#### [Instructions to follow]
Answer with one number: the count of lines in the listing below that hold the word "主力合约".

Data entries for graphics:

==================================================

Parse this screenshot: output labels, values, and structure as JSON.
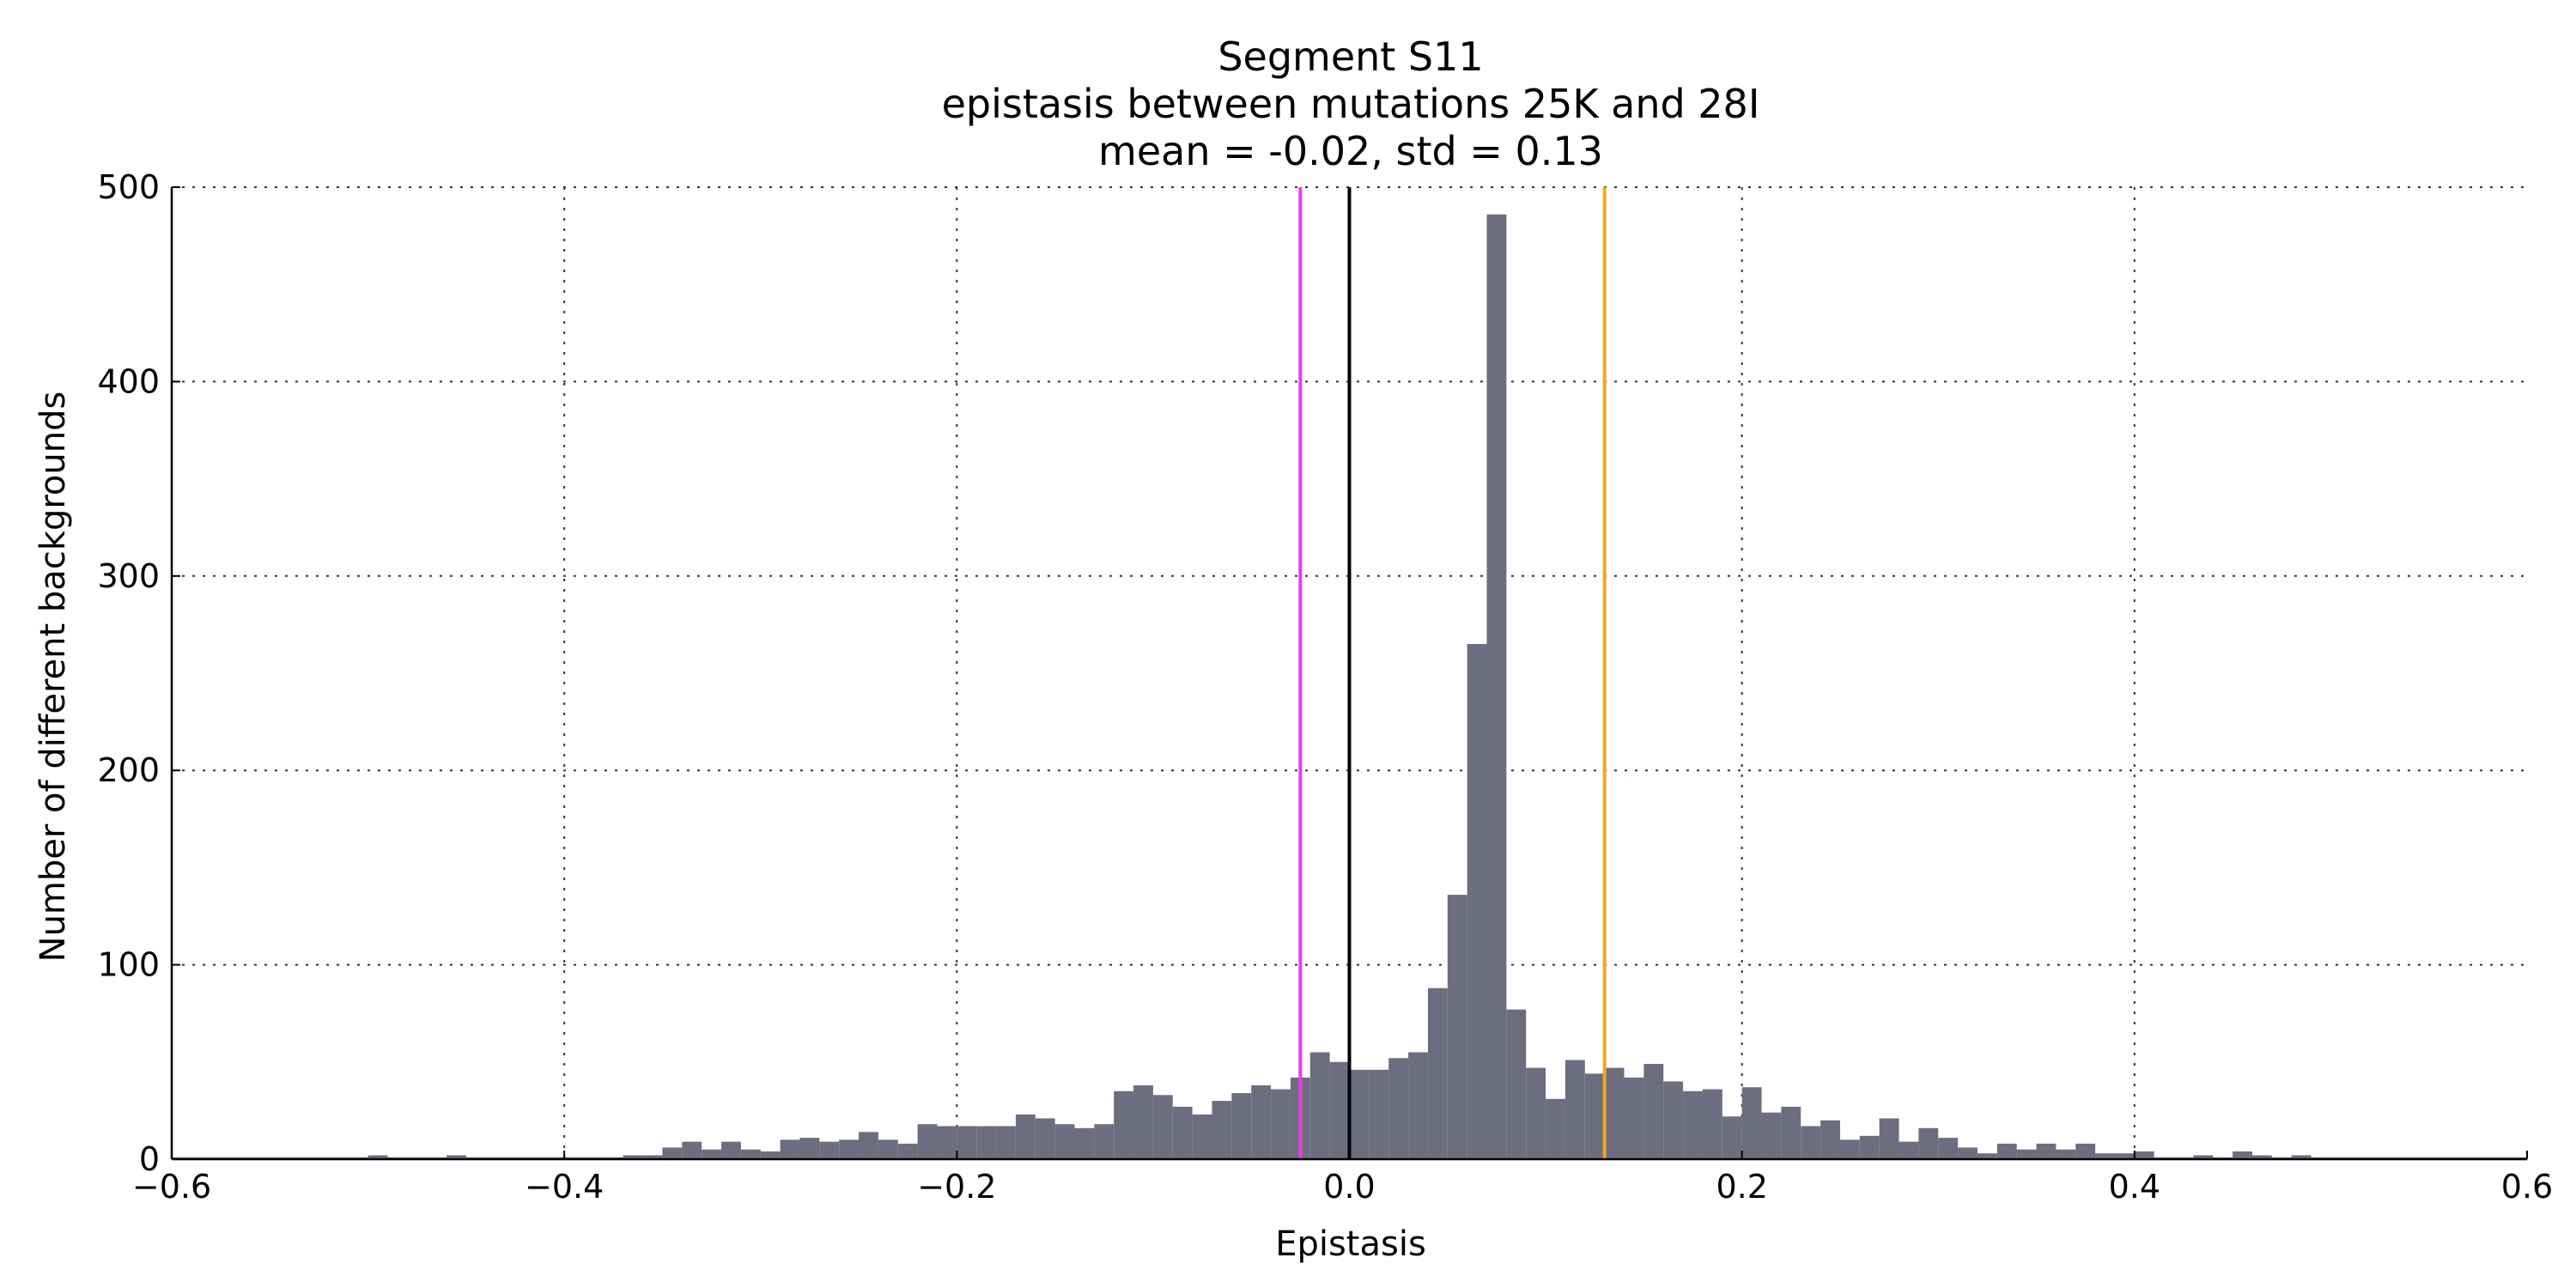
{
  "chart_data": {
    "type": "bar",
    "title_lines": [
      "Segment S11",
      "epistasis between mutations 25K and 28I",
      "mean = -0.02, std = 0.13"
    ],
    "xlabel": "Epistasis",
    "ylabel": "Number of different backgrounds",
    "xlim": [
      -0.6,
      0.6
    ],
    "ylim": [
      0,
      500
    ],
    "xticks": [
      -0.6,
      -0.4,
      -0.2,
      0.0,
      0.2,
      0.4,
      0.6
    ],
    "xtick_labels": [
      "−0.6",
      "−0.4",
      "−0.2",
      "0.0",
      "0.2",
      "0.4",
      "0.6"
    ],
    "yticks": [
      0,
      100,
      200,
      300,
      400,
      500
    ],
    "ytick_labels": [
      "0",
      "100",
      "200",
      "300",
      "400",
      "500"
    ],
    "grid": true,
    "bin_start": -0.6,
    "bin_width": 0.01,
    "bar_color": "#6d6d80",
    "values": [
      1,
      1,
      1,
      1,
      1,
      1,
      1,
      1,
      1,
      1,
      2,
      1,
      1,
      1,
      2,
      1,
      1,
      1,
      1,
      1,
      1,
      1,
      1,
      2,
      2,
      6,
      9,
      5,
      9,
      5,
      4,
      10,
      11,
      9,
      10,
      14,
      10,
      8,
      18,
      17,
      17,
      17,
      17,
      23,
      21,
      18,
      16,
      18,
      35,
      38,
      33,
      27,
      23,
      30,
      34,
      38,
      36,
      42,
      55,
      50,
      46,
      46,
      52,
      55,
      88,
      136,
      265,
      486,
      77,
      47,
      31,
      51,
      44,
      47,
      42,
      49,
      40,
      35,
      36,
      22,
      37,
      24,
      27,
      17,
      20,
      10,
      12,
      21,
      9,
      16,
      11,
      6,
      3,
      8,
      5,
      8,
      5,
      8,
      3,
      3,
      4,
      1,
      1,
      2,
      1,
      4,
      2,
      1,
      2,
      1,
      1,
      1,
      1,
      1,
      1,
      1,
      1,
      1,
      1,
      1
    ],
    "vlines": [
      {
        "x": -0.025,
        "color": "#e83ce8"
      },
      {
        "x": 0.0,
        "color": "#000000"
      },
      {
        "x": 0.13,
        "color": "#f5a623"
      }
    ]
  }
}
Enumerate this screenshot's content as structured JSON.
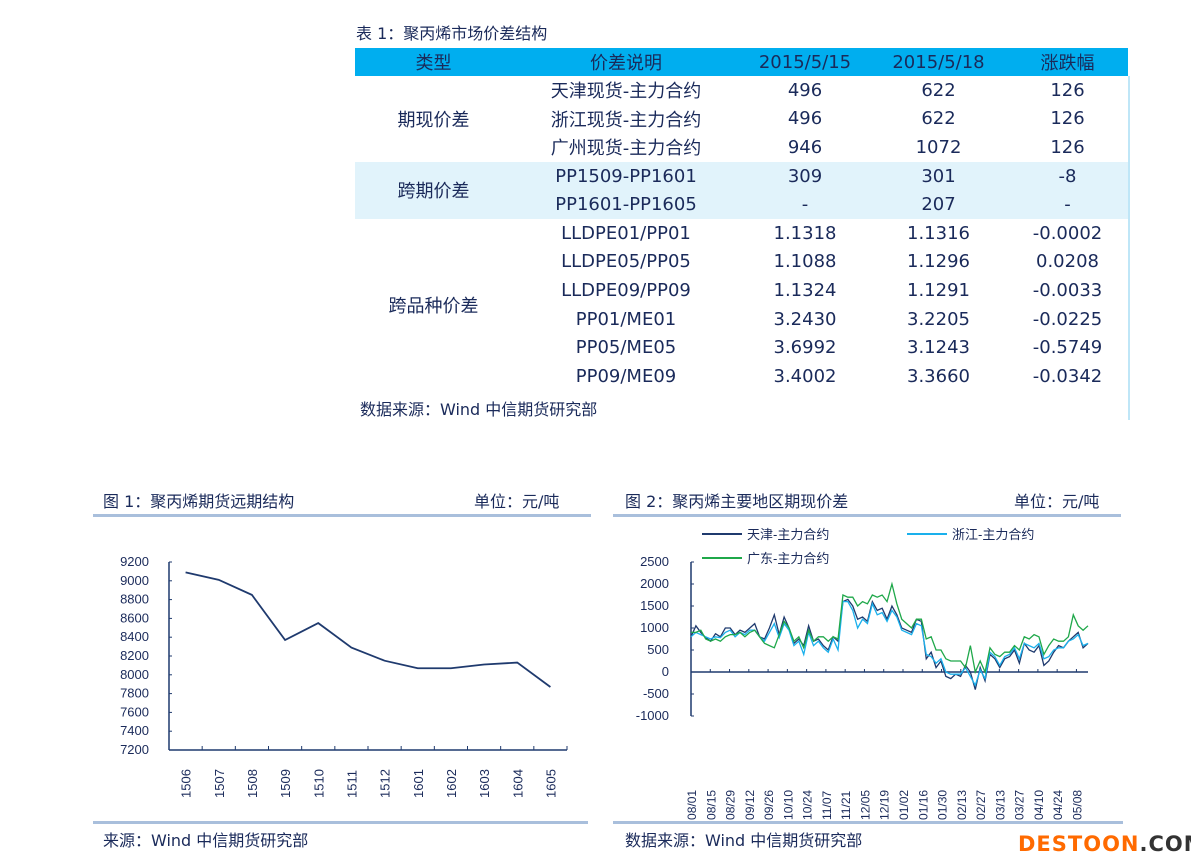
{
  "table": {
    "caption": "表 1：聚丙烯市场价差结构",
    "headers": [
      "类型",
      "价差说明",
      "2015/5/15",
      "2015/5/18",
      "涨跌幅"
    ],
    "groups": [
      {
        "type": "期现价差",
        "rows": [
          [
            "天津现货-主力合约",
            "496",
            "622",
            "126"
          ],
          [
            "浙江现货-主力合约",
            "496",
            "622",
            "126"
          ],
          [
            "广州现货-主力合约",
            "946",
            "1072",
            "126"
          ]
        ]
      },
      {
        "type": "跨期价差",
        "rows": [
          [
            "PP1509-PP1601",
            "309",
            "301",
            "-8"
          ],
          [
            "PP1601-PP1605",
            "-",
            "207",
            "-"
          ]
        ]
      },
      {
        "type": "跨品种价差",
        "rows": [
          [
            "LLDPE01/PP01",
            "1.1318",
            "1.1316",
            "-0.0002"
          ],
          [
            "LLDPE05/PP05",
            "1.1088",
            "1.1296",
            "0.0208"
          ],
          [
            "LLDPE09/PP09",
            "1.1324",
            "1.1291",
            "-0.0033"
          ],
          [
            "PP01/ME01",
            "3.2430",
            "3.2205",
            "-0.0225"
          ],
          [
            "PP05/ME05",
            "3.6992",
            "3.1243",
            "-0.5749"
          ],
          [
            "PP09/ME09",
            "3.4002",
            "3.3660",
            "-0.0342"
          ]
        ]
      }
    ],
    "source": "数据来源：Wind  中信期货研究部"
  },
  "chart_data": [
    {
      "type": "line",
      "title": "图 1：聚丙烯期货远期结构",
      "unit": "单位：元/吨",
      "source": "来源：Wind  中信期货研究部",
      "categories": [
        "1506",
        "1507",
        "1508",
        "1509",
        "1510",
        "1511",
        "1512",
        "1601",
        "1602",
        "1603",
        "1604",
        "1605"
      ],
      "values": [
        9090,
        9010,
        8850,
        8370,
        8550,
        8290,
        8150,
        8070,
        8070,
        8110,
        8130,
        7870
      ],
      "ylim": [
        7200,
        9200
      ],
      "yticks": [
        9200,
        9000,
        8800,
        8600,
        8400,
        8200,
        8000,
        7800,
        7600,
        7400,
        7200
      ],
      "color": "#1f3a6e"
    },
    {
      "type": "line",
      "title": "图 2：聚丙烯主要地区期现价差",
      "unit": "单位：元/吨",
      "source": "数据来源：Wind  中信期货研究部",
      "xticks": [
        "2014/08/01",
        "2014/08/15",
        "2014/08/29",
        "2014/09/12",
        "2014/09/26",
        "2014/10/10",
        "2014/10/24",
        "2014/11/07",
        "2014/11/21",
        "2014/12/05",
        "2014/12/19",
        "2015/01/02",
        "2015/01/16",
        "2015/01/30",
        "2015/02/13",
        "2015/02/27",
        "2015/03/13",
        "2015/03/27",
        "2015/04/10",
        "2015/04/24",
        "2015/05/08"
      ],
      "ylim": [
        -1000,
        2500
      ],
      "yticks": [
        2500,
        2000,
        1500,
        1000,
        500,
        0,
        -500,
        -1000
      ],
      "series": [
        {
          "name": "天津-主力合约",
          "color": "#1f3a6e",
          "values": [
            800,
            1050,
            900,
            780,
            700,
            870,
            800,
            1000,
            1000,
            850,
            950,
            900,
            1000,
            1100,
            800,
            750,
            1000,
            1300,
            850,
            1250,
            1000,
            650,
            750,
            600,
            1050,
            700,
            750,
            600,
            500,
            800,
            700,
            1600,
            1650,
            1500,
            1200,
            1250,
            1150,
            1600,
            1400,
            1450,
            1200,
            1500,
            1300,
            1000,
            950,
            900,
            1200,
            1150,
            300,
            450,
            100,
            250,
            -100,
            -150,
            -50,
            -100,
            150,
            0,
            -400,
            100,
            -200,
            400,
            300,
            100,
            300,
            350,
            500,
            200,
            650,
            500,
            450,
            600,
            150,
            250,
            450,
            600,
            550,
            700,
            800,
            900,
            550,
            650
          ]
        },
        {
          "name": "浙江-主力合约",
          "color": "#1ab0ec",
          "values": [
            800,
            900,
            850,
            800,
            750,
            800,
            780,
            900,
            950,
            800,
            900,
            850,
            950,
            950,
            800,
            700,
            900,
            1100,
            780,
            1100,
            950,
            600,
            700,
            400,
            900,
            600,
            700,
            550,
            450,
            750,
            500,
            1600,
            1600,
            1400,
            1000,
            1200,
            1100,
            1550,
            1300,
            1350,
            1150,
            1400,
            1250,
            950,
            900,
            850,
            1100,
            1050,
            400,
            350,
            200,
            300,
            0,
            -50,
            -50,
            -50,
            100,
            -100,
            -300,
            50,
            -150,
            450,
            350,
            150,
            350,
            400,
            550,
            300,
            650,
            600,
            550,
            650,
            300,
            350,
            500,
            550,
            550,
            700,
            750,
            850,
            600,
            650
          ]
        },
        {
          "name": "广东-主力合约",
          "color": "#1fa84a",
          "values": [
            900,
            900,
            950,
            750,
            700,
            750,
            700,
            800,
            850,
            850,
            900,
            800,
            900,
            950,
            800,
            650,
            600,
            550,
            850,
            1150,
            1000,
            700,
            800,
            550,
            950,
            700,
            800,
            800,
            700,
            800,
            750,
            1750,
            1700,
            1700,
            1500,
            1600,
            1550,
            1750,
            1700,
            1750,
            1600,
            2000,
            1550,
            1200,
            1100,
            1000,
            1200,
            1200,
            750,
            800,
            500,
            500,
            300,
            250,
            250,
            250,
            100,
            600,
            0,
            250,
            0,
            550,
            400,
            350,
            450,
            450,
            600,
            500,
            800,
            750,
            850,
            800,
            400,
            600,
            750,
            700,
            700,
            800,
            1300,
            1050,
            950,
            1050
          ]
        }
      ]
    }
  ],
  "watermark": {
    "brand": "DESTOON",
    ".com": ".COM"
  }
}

==================================================

#### [The answer]
6